Read the material below. Count the lines containing "JSON" and give that count alone.

-- START INFORMATION SUPPLIED --

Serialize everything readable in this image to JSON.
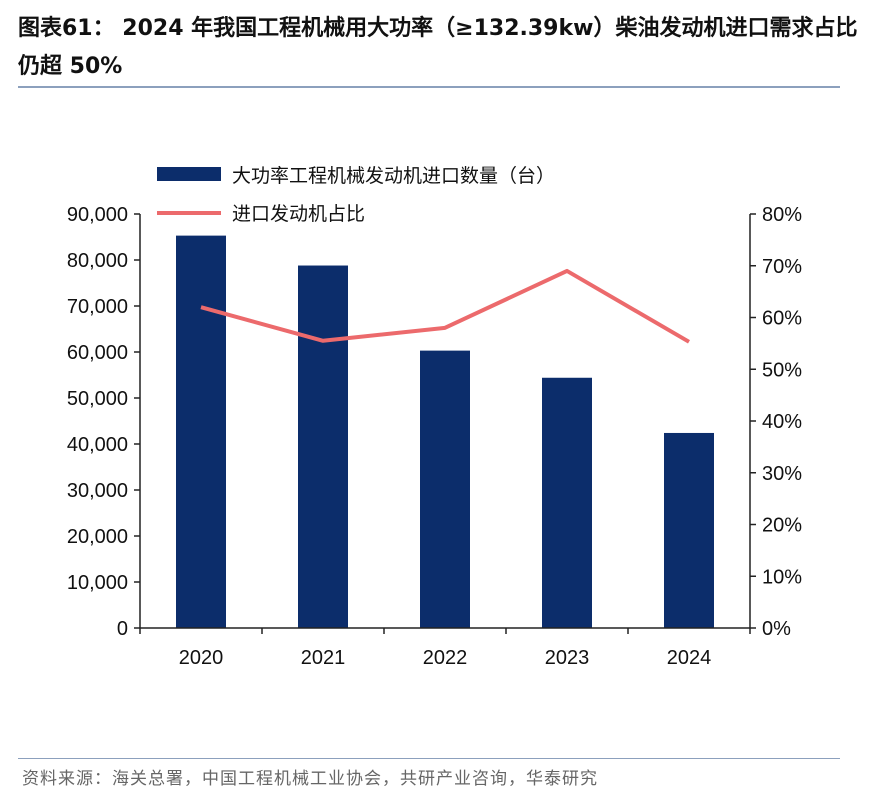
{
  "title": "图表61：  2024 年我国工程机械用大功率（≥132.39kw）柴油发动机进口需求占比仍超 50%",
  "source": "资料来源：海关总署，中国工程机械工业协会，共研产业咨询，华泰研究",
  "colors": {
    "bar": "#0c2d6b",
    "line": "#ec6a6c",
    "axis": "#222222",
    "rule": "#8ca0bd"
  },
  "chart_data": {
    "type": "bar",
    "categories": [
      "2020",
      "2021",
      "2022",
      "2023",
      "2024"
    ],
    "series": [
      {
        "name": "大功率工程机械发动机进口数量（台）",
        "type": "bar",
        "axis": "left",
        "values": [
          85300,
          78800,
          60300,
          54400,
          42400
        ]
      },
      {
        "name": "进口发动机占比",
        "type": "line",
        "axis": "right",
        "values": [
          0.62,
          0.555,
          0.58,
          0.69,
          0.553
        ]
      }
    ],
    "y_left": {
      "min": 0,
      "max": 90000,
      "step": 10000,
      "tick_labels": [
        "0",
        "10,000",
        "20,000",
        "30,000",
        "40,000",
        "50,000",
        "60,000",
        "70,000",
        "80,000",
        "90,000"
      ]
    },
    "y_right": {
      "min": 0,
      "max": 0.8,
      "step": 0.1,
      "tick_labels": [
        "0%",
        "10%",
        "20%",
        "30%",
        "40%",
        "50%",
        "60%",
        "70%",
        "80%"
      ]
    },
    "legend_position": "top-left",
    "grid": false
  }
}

-- END INFORMATION SUPPLIED --
-- START INFORMATION SUPPLIED --

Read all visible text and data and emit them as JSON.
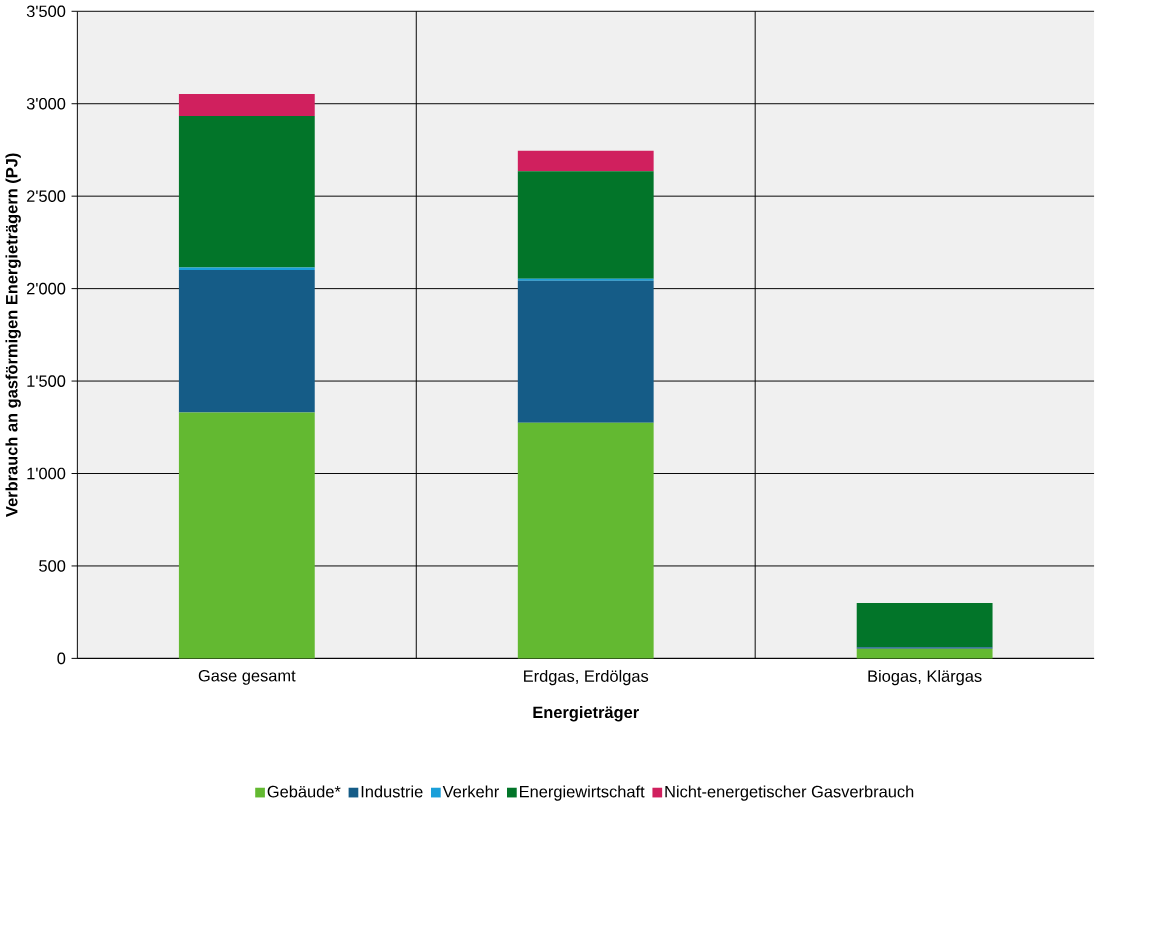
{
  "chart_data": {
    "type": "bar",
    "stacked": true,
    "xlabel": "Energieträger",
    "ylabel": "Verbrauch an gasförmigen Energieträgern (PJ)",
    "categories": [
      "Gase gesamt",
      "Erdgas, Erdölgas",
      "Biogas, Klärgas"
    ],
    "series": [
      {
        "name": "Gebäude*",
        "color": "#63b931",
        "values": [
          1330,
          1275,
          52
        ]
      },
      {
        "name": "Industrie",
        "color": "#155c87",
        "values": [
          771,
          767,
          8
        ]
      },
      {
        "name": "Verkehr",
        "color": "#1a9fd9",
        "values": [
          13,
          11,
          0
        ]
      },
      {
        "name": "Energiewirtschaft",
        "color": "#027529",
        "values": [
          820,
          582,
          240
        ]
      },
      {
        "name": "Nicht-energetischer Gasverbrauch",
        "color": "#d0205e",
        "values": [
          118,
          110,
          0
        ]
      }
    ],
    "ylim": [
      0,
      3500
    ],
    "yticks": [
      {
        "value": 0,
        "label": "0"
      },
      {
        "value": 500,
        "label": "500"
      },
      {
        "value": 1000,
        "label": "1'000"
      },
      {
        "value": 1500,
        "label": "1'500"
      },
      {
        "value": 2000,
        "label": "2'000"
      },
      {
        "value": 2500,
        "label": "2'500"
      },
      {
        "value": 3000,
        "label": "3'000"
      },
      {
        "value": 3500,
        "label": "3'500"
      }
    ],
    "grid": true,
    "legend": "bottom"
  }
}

-- END INFORMATION SUPPLIED --

OUTPUT OF THE EXERCISE =
2